> **Entries provided**
________

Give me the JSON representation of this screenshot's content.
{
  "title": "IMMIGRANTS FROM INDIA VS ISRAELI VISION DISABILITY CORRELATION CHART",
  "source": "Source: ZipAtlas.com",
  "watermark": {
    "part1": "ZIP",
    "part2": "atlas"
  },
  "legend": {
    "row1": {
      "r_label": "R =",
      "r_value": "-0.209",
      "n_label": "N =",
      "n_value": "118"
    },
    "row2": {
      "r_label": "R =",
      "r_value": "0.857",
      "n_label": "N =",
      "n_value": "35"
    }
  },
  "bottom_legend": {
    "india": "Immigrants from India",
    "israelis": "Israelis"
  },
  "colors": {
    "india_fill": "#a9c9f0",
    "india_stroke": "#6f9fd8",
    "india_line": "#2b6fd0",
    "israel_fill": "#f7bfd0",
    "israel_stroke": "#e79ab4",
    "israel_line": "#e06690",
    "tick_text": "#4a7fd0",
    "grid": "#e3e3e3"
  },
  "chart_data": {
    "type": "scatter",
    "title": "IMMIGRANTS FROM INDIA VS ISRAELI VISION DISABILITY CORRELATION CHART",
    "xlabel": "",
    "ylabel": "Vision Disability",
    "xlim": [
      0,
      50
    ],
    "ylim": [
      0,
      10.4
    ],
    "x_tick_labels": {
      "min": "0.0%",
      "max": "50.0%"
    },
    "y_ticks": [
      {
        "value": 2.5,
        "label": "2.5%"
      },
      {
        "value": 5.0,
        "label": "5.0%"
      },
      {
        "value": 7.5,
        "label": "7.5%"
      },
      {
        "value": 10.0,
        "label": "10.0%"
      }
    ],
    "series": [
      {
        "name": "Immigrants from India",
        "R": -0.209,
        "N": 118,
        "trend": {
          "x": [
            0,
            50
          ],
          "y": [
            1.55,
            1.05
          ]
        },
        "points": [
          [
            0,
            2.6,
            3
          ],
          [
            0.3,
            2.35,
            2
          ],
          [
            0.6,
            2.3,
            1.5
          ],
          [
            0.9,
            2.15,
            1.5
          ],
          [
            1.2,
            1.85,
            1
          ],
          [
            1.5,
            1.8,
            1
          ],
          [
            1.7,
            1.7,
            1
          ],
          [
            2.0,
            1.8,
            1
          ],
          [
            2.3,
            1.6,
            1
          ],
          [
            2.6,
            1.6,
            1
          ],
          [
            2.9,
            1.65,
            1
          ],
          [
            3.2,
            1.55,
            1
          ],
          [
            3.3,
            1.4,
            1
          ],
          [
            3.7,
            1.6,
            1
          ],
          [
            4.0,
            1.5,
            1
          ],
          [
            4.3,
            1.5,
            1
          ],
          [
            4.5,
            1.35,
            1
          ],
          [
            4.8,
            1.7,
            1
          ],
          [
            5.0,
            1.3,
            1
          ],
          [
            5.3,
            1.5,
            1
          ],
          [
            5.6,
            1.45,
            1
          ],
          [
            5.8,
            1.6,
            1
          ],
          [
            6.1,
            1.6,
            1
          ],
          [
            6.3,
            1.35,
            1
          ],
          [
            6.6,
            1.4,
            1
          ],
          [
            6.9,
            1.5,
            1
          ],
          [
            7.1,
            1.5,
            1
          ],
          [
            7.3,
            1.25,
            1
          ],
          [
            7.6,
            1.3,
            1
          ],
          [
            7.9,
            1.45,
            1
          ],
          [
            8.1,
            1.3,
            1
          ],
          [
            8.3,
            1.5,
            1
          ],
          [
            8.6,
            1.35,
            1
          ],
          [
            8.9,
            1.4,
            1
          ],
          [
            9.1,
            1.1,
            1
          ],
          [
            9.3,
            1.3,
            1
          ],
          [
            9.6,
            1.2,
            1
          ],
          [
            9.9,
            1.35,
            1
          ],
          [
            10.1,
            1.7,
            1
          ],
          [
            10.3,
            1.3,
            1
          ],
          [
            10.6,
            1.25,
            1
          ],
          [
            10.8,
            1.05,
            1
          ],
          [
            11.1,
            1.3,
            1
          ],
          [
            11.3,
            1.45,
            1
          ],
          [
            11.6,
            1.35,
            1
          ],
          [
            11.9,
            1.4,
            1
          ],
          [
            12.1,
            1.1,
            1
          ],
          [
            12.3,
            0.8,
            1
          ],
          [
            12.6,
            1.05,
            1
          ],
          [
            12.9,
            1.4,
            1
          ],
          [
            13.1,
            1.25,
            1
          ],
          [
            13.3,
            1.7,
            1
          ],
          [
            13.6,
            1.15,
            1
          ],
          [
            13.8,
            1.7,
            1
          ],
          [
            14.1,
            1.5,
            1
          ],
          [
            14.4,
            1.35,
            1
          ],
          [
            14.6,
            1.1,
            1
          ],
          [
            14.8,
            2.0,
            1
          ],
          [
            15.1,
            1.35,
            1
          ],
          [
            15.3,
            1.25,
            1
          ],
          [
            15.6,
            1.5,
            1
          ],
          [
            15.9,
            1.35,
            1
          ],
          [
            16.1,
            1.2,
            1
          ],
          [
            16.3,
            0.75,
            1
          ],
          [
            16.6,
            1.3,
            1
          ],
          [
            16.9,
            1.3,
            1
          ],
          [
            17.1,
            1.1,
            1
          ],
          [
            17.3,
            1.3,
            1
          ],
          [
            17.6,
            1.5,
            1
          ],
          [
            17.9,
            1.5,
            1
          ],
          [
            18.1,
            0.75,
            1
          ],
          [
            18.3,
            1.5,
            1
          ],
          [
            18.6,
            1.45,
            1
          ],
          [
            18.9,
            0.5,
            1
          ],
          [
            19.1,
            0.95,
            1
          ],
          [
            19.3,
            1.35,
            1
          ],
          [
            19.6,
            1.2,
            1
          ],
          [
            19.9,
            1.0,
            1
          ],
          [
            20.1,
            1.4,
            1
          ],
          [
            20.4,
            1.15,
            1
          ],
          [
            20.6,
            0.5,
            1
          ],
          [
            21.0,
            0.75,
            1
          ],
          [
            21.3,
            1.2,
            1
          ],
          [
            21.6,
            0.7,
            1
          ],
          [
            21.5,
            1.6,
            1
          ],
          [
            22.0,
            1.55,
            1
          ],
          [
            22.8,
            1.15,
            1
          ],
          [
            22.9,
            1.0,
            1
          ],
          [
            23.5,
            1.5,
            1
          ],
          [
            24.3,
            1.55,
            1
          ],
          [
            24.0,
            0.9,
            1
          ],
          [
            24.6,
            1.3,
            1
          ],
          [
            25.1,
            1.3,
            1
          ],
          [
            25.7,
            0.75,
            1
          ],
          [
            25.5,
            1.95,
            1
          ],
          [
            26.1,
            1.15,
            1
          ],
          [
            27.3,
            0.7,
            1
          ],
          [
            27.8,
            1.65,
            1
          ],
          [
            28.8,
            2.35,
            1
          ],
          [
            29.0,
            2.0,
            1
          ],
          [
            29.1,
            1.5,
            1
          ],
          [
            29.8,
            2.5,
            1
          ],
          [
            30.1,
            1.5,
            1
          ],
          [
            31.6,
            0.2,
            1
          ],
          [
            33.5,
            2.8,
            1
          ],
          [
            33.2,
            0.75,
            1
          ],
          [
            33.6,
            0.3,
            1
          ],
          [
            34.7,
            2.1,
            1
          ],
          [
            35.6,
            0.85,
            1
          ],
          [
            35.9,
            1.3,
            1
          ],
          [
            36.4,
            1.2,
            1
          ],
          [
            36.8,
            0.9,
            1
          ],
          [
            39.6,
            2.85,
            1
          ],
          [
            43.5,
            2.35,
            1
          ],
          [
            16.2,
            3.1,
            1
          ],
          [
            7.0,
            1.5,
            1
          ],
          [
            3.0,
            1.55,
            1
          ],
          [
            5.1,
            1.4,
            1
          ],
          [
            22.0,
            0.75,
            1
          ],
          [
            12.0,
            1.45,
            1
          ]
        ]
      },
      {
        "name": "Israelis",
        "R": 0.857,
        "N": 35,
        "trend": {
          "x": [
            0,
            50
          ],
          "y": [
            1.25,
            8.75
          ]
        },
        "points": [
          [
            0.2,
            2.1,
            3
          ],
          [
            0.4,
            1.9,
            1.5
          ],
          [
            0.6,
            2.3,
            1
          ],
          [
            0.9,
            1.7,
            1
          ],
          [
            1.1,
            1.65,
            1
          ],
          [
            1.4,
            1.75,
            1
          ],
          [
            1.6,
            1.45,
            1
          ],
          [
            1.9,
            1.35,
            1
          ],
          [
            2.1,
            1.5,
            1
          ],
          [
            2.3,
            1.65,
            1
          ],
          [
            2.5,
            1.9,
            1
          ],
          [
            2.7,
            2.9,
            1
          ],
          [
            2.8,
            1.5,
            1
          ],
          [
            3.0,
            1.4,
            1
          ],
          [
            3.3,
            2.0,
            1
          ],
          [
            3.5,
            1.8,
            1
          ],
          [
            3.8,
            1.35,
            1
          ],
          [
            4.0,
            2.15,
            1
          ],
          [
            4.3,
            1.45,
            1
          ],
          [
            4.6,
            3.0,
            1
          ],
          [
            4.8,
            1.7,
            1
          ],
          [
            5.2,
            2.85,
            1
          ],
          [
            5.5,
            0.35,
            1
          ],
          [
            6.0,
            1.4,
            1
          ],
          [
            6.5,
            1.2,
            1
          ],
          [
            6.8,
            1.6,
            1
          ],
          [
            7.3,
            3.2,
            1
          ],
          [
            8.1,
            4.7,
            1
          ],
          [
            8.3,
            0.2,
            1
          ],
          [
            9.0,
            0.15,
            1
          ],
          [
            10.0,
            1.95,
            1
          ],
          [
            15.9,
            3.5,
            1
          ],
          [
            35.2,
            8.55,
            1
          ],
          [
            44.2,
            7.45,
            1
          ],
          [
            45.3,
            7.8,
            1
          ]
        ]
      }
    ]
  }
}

________

> **Set problem**
Output nothing but the number of lines in the data containing the string "CORRELATION".

> **Full solution**
2